Search the material for the word "ylabel" and report each line where it turns up.

## begin Stored rows

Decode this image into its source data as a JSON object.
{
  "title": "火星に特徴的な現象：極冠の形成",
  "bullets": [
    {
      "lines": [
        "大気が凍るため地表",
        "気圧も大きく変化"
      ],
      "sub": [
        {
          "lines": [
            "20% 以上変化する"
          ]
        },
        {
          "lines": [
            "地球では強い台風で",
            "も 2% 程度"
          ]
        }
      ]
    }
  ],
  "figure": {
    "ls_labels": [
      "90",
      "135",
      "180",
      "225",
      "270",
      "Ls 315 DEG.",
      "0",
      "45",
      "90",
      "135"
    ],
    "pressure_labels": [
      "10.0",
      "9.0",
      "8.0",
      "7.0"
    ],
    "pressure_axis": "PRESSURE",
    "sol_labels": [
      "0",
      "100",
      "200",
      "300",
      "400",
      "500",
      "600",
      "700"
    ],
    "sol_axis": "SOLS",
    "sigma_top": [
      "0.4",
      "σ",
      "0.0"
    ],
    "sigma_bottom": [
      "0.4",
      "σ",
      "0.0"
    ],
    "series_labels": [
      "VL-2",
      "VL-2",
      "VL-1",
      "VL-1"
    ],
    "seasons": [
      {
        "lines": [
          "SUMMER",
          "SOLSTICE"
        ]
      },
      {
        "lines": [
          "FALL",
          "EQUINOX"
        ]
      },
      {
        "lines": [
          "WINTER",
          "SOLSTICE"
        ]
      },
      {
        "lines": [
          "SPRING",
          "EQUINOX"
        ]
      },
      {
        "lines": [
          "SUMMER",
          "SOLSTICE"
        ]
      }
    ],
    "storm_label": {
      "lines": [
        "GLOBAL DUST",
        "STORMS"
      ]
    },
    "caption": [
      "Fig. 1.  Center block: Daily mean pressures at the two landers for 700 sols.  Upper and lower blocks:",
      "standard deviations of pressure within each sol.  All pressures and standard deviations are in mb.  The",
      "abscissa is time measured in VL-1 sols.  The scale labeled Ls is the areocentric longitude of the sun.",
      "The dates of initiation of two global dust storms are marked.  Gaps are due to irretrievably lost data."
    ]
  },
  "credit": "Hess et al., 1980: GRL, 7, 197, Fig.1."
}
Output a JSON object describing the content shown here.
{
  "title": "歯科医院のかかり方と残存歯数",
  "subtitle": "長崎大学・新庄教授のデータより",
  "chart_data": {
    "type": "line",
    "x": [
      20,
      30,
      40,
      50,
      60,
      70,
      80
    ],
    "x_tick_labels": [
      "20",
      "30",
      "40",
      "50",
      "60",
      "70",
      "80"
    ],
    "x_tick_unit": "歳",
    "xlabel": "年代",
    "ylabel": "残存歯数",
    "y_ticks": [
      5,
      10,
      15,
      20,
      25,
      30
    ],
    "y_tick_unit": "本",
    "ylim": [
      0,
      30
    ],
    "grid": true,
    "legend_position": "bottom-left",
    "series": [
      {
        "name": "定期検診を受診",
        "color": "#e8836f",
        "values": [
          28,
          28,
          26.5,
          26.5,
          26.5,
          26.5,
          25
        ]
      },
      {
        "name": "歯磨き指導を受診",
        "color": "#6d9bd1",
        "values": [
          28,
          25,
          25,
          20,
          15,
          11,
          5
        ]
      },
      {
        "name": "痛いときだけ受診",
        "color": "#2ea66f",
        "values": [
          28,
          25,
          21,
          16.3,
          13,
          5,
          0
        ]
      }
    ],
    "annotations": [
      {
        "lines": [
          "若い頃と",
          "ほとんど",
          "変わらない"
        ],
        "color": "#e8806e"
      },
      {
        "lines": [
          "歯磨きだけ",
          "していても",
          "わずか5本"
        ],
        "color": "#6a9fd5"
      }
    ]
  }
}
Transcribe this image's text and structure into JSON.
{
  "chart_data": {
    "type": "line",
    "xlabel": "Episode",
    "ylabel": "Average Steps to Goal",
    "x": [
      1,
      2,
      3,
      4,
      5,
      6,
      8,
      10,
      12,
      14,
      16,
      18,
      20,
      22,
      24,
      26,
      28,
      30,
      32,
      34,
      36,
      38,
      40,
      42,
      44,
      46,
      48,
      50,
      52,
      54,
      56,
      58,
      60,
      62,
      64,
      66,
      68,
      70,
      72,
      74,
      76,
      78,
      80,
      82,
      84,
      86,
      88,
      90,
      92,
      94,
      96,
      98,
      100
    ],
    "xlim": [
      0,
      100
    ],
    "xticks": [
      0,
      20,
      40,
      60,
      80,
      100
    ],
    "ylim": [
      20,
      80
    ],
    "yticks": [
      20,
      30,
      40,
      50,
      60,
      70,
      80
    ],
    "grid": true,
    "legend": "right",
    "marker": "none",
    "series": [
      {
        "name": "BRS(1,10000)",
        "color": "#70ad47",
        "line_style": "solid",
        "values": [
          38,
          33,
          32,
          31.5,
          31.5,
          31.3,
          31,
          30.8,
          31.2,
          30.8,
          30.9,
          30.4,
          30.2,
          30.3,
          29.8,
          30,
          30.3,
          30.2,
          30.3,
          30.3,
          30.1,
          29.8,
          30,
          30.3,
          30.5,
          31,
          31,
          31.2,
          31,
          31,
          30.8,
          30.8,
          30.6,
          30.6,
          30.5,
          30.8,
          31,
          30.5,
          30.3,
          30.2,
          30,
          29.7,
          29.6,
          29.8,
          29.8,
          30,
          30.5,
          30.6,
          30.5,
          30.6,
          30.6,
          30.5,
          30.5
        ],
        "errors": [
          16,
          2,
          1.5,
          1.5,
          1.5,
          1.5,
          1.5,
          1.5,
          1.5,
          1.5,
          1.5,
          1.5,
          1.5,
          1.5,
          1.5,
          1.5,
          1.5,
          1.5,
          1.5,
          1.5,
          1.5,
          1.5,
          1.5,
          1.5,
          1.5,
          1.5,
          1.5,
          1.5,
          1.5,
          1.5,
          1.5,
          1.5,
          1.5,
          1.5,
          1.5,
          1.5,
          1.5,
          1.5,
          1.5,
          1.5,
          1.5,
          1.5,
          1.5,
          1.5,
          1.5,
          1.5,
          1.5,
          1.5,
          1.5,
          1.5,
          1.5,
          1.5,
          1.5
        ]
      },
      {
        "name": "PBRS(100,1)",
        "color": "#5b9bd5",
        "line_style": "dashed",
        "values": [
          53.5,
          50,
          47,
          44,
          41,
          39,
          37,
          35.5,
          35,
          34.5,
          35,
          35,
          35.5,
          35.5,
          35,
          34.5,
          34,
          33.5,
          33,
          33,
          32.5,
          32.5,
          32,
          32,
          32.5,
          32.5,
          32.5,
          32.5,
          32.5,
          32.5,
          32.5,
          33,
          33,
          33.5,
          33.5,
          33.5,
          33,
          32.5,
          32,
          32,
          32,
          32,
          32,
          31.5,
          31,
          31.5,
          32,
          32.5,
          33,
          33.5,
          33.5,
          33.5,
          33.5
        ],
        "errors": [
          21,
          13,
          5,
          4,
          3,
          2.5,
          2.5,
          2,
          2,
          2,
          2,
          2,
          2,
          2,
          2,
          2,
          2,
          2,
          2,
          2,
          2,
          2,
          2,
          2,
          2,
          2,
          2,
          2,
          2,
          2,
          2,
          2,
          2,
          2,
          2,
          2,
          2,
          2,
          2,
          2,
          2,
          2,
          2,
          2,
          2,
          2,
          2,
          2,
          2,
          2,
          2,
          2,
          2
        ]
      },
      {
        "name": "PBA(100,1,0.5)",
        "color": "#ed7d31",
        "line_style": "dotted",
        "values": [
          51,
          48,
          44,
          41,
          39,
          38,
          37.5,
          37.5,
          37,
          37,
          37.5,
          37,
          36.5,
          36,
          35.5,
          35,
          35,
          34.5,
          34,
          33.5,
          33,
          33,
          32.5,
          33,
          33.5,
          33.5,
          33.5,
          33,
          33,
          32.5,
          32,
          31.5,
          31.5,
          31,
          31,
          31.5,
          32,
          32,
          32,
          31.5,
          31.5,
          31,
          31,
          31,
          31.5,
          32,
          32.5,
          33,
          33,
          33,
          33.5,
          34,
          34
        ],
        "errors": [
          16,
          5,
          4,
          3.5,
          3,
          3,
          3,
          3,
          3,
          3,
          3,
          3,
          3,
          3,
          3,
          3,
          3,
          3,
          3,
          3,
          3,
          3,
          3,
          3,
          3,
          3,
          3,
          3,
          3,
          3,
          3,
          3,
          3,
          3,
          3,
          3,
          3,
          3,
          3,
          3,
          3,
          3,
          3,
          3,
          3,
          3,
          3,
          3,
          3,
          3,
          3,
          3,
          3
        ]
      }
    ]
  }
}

## end Stored rows

* **Output below**
    "ylabel": "残存歯数",
    "ylabel": "Average Steps to Goal",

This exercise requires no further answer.